START Data supplied

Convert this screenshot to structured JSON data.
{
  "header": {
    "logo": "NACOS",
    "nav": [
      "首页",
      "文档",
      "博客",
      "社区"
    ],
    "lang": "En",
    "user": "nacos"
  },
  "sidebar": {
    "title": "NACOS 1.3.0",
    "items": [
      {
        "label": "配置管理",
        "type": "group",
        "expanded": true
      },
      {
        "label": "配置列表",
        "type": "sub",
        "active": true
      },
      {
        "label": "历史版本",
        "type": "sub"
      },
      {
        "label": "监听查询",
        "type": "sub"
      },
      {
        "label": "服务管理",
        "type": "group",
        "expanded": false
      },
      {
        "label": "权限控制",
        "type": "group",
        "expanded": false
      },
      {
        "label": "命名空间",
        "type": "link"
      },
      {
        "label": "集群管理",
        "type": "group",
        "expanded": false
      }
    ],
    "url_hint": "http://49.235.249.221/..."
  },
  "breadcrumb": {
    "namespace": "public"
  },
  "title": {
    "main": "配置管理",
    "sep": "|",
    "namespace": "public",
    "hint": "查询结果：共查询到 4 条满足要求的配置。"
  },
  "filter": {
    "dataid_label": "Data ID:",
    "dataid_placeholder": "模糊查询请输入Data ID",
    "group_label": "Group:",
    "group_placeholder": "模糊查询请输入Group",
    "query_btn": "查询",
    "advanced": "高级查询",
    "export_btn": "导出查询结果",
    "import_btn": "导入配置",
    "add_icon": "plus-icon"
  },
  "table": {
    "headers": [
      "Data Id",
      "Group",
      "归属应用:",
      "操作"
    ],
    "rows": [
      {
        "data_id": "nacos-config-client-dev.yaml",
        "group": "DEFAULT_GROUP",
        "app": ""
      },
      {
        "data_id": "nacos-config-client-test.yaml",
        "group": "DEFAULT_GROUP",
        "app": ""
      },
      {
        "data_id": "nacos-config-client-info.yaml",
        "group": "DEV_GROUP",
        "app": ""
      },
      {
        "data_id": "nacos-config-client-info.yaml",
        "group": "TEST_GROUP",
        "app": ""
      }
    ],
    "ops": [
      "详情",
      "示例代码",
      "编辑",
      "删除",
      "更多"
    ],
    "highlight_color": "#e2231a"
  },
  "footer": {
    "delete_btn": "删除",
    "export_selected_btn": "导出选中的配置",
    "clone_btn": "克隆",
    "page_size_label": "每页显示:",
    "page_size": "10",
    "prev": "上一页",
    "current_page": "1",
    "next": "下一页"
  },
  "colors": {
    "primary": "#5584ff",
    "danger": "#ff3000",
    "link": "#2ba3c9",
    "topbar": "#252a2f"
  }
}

END Data supplied

## Task description
In the material above, find the lines that contain "config" and show them.

## Task response
        "data_id": "nacos-config-client-dev.yaml",
        "data_id": "nacos-config-client-test.yaml",
        "data_id": "nacos-config-client-info.yaml",
        "data_id": "nacos-config-client-info.yaml",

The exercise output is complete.